═════ DATA SHOWN ═════
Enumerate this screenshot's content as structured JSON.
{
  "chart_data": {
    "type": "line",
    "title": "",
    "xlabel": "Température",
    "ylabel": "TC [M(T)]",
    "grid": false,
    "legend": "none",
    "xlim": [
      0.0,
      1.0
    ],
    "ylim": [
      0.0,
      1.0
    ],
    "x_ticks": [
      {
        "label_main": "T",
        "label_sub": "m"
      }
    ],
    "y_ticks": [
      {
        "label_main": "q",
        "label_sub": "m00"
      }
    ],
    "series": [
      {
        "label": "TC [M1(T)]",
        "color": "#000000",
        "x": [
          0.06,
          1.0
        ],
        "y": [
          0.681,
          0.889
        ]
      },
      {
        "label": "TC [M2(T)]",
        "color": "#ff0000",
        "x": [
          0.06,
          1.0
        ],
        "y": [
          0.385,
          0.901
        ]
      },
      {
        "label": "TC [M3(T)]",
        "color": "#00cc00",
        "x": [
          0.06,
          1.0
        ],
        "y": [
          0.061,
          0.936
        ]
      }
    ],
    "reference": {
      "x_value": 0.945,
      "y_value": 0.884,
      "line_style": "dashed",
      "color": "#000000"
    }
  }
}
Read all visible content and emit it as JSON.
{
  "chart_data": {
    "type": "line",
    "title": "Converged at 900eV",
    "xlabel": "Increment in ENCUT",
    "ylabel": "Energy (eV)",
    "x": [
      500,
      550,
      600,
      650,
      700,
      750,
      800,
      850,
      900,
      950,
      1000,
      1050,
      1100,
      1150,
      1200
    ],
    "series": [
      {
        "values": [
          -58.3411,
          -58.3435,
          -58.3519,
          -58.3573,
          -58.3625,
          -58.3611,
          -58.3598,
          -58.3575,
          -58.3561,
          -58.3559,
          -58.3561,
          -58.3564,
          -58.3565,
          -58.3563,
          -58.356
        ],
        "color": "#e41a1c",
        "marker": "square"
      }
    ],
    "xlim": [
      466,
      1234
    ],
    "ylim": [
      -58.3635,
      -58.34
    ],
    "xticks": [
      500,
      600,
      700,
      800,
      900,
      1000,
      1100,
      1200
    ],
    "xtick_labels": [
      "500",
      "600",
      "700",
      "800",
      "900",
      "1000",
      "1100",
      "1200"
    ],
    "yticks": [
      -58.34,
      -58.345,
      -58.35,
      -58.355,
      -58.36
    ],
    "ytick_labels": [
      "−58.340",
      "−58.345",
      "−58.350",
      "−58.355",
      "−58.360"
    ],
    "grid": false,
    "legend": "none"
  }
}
═════
REQUIRED TASK: Without changing a word, restate the whole listing.

SOLUTION:
Enumerate this screenshot's content as structured JSON.
{
  "chart_data": {
    "type": "line",
    "title": "",
    "xlabel": "Température",
    "ylabel": "TC [M(T)]",
    "grid": false,
    "legend": "none",
    "xlim": [
      0.0,
      1.0
    ],
    "ylim": [
      0.0,
      1.0
    ],
    "x_ticks": [
      {
        "label_main": "T",
        "label_sub": "m"
      }
    ],
    "y_ticks": [
      {
        "label_main": "q",
        "label_sub": "m00"
      }
    ],
    "series": [
      {
        "label": "TC [M1(T)]",
        "color": "#000000",
        "x": [
          0.06,
          1.0
        ],
        "y": [
          0.681,
          0.889
        ]
      },
      {
        "label": "TC [M2(T)]",
        "color": "#ff0000",
        "x": [
          0.06,
          1.0
        ],
        "y": [
          0.385,
          0.901
        ]
      },
      {
        "label": "TC [M3(T)]",
        "color": "#00cc00",
        "x": [
          0.06,
          1.0
        ],
        "y": [
          0.061,
          0.936
        ]
      }
    ],
    "reference": {
      "x_value": 0.945,
      "y_value": 0.884,
      "line_style": "dashed",
      "color": "#000000"
    }
  }
}
Read all visible content and emit it as JSON.
{
  "chart_data": {
    "type": "line",
    "title": "Converged at 900eV",
    "xlabel": "Increment in ENCUT",
    "ylabel": "Energy (eV)",
    "x": [
      500,
      550,
      600,
      650,
      700,
      750,
      800,
      850,
      900,
      950,
      1000,
      1050,
      1100,
      1150,
      1200
    ],
    "series": [
      {
        "values": [
          -58.3411,
          -58.3435,
          -58.3519,
          -58.3573,
          -58.3625,
          -58.3611,
          -58.3598,
          -58.3575,
          -58.3561,
          -58.3559,
          -58.3561,
          -58.3564,
          -58.3565,
          -58.3563,
          -58.356
        ],
        "color": "#e41a1c",
        "marker": "square"
      }
    ],
    "xlim": [
      466,
      1234
    ],
    "ylim": [
      -58.3635,
      -58.34
    ],
    "xticks": [
      500,
      600,
      700,
      800,
      900,
      1000,
      1100,
      1200
    ],
    "xtick_labels": [
      "500",
      "600",
      "700",
      "800",
      "900",
      "1000",
      "1100",
      "1200"
    ],
    "yticks": [
      -58.34,
      -58.345,
      -58.35,
      -58.355,
      -58.36
    ],
    "ytick_labels": [
      "−58.340",
      "−58.345",
      "−58.350",
      "−58.355",
      "−58.360"
    ],
    "grid": false,
    "legend": "none"
  }
}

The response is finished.